DATA IN THIS EXERCISE >>
————————
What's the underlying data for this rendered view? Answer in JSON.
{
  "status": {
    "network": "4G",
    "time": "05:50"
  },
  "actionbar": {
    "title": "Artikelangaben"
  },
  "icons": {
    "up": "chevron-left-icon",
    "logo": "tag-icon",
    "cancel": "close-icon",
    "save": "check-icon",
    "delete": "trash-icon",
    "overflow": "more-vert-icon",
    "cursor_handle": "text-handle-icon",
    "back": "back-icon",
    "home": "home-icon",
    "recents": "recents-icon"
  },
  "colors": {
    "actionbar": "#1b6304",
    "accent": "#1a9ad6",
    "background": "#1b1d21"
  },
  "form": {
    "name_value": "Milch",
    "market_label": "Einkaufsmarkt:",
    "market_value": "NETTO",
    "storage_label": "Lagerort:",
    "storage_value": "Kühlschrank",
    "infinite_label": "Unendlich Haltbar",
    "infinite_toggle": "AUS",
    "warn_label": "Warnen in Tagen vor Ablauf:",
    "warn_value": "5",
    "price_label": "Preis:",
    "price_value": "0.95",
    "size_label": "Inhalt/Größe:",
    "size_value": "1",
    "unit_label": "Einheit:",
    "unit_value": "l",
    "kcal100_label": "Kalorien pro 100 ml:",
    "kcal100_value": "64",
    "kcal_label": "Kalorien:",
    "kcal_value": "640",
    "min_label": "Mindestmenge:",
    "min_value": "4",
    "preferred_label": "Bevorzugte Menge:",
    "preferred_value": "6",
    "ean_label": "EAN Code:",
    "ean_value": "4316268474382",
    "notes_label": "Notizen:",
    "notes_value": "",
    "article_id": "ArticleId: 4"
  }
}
————————
DIRECTIONS FOR THIS TASK >> Copy every line verbatim.

WRITTEN SOLUTION >>
What's the underlying data for this rendered view? Answer in JSON.
{
  "status": {
    "network": "4G",
    "time": "05:50"
  },
  "actionbar": {
    "title": "Artikelangaben"
  },
  "icons": {
    "up": "chevron-left-icon",
    "logo": "tag-icon",
    "cancel": "close-icon",
    "save": "check-icon",
    "delete": "trash-icon",
    "overflow": "more-vert-icon",
    "cursor_handle": "text-handle-icon",
    "back": "back-icon",
    "home": "home-icon",
    "recents": "recents-icon"
  },
  "colors": {
    "actionbar": "#1b6304",
    "accent": "#1a9ad6",
    "background": "#1b1d21"
  },
  "form": {
    "name_value": "Milch",
    "market_label": "Einkaufsmarkt:",
    "market_value": "NETTO",
    "storage_label": "Lagerort:",
    "storage_value": "Kühlschrank",
    "infinite_label": "Unendlich Haltbar",
    "infinite_toggle": "AUS",
    "warn_label": "Warnen in Tagen vor Ablauf:",
    "warn_value": "5",
    "price_label": "Preis:",
    "price_value": "0.95",
    "size_label": "Inhalt/Größe:",
    "size_value": "1",
    "unit_label": "Einheit:",
    "unit_value": "l",
    "kcal100_label": "Kalorien pro 100 ml:",
    "kcal100_value": "64",
    "kcal_label": "Kalorien:",
    "kcal_value": "640",
    "min_label": "Mindestmenge:",
    "min_value": "4",
    "preferred_label": "Bevorzugte Menge:",
    "preferred_value": "6",
    "ean_label": "EAN Code:",
    "ean_value": "4316268474382",
    "notes_label": "Notizen:",
    "notes_value": "",
    "article_id": "ArticleId: 4"
  }
}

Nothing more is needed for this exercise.